**GOAL:** Check every line of the entries for "West", and copy the lines that hold it.

════

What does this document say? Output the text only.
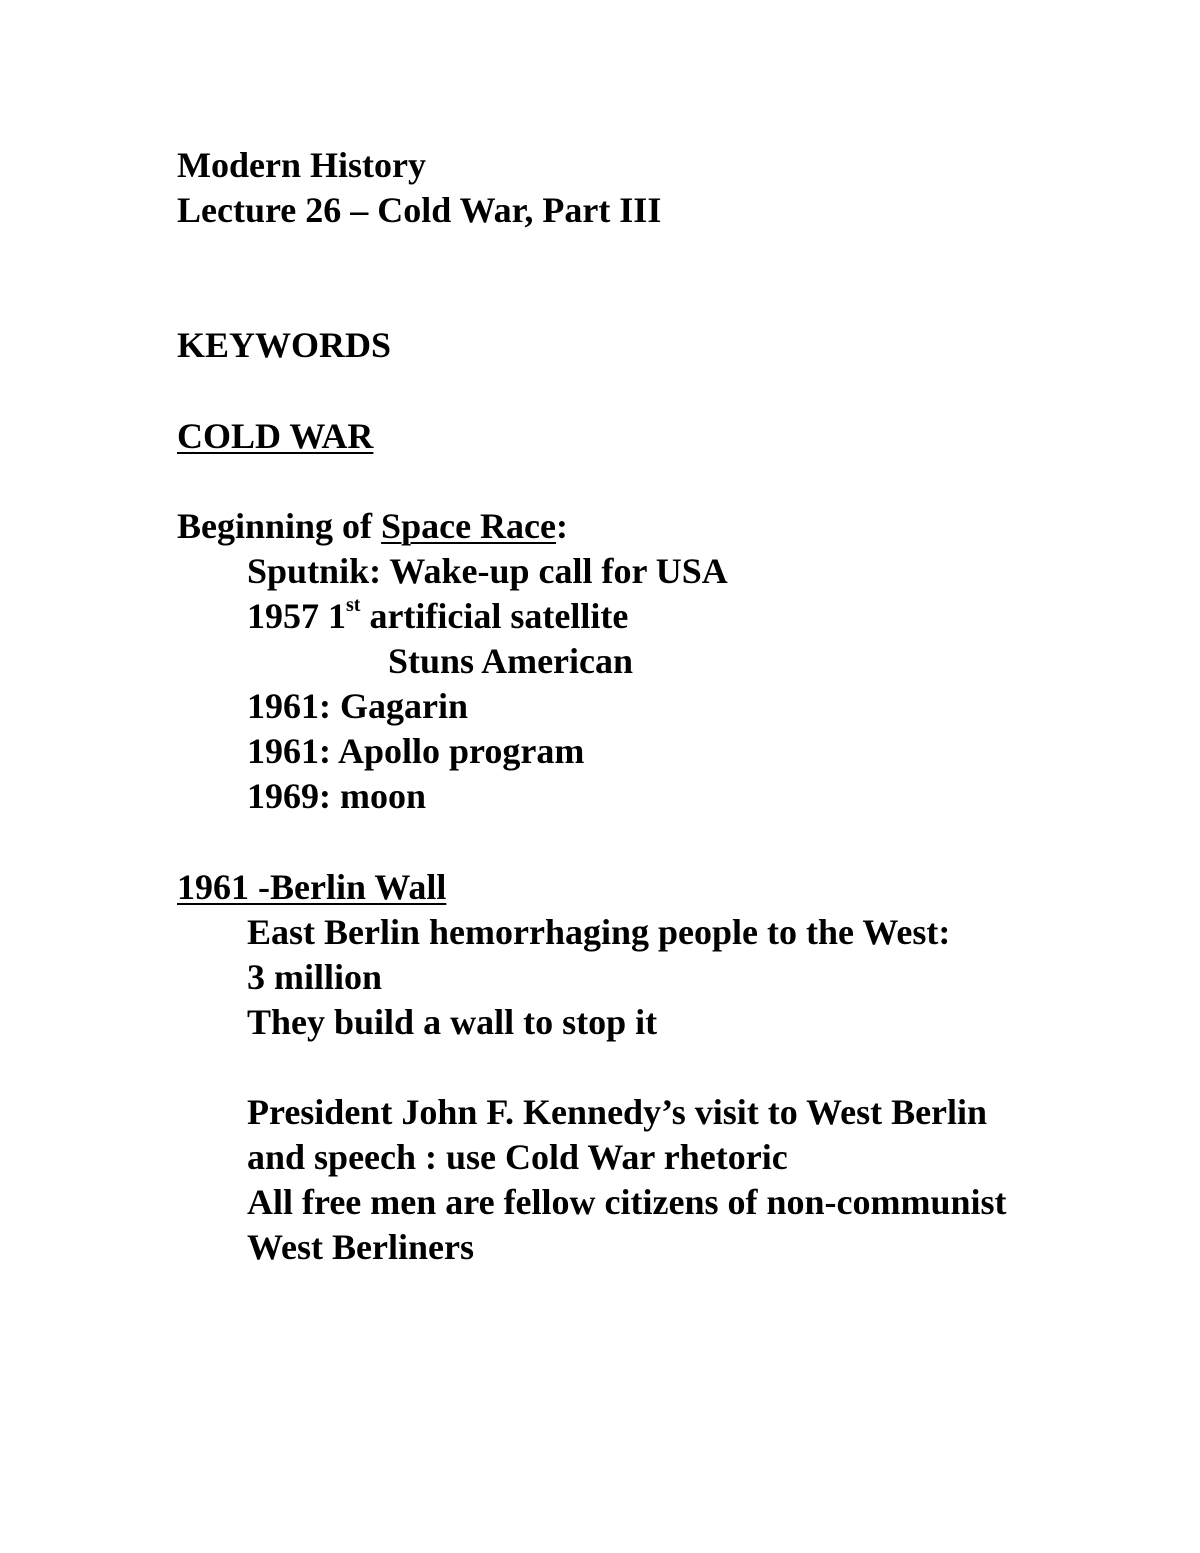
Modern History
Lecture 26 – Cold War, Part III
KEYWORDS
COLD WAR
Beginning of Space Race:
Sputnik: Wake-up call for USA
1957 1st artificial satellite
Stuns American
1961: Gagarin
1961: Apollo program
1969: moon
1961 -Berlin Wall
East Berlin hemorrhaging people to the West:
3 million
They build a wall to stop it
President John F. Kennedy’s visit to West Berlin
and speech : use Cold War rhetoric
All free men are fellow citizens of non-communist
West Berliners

════

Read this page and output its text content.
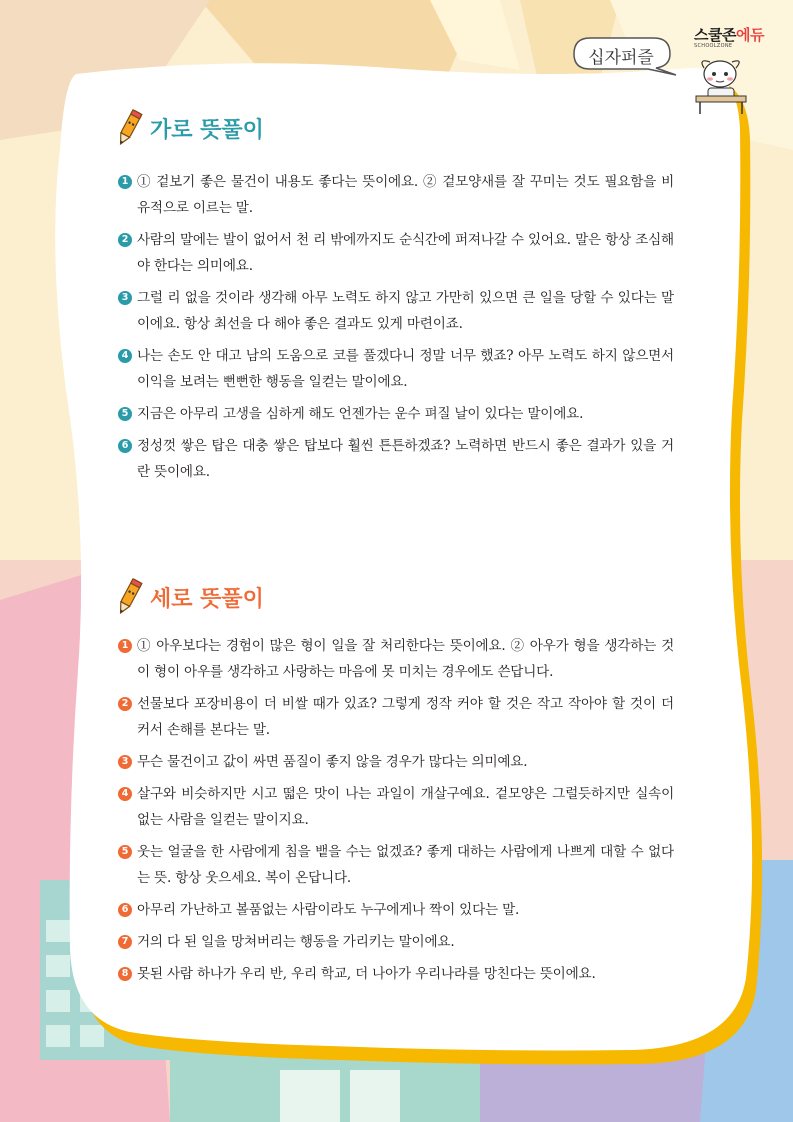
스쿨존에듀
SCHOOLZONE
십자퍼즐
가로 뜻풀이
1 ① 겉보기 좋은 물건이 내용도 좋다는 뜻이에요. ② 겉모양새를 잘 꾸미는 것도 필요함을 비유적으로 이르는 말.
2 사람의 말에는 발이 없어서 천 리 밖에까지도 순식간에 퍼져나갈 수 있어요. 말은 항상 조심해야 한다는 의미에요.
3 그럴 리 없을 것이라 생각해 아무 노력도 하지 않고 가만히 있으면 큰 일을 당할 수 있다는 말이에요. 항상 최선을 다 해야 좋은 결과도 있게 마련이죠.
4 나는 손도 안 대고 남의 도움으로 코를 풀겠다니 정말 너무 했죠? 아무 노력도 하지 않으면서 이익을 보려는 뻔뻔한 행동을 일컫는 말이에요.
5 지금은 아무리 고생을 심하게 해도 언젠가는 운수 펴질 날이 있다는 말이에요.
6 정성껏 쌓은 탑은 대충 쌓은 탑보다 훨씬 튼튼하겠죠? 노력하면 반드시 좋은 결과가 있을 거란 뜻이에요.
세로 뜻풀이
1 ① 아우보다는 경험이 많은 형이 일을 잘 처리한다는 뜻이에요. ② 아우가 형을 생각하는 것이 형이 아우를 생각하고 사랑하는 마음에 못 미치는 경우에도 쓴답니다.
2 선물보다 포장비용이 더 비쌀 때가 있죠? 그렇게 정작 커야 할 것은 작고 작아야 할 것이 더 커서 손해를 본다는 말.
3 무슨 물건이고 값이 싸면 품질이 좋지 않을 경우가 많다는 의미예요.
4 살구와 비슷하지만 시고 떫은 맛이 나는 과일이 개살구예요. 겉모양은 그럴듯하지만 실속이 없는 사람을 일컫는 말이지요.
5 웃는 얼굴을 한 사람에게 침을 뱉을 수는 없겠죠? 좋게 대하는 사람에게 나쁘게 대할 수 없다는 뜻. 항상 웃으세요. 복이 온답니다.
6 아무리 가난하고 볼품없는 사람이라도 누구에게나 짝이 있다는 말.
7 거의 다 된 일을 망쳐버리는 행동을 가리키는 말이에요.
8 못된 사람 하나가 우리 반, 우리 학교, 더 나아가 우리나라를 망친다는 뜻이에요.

════

**THE ANSWER:**
East Berlin hemorrhaging people to the West:
President John F. Kennedy’s visit to West Berlin
West Berliners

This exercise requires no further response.